- _Extracted information_
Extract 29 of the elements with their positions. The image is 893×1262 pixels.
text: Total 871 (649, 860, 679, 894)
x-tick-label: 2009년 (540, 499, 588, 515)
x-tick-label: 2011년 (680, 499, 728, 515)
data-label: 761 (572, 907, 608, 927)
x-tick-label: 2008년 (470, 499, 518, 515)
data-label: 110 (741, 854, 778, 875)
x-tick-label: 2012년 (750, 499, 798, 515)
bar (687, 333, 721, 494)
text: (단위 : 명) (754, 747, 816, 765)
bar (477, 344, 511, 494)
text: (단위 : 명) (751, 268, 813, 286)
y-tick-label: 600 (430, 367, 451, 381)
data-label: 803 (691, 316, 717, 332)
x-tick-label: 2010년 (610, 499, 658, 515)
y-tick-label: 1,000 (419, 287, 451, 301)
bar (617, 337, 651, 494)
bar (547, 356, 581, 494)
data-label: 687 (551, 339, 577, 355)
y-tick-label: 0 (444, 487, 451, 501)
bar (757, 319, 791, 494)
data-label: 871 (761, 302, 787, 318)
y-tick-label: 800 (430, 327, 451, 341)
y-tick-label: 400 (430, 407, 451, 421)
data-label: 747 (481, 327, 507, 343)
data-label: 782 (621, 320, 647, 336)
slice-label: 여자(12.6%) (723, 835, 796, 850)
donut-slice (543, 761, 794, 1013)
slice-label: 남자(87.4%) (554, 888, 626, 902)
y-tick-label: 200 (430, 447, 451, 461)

- _What to work on_
Rewrite all the items above with every "data-label" changed to "value-label", leaving everything else as it is.

- _Solution to this exercise_
Extract 29 of the elements with their positions. The image is 893×1262 pixels.
text: Total 871 (649, 860, 679, 894)
x-tick-label: 2009년 (540, 499, 588, 515)
x-tick-label: 2011년 (680, 499, 728, 515)
value-label: 761 (572, 907, 608, 927)
x-tick-label: 2008년 (470, 499, 518, 515)
value-label: 110 (741, 854, 778, 875)
x-tick-label: 2012년 (750, 499, 798, 515)
bar (687, 333, 721, 494)
text: (단위 : 명) (754, 747, 816, 765)
bar (477, 344, 511, 494)
text: (단위 : 명) (751, 268, 813, 286)
y-tick-label: 600 (430, 367, 451, 381)
value-label: 803 (691, 316, 717, 332)
x-tick-label: 2010년 (610, 499, 658, 515)
y-tick-label: 1,000 (419, 287, 451, 301)
bar (617, 337, 651, 494)
bar (547, 356, 581, 494)
value-label: 687 (551, 339, 577, 355)
y-tick-label: 0 (444, 487, 451, 501)
bar (757, 319, 791, 494)
value-label: 871 (761, 302, 787, 318)
y-tick-label: 800 (430, 327, 451, 341)
y-tick-label: 400 (430, 407, 451, 421)
value-label: 747 (481, 327, 507, 343)
value-label: 782 (621, 320, 647, 336)
slice-label: 여자(12.6%) (723, 835, 796, 850)
donut-slice (543, 761, 794, 1013)
slice-label: 남자(87.4%) (554, 888, 626, 902)
y-tick-label: 200 (430, 447, 451, 461)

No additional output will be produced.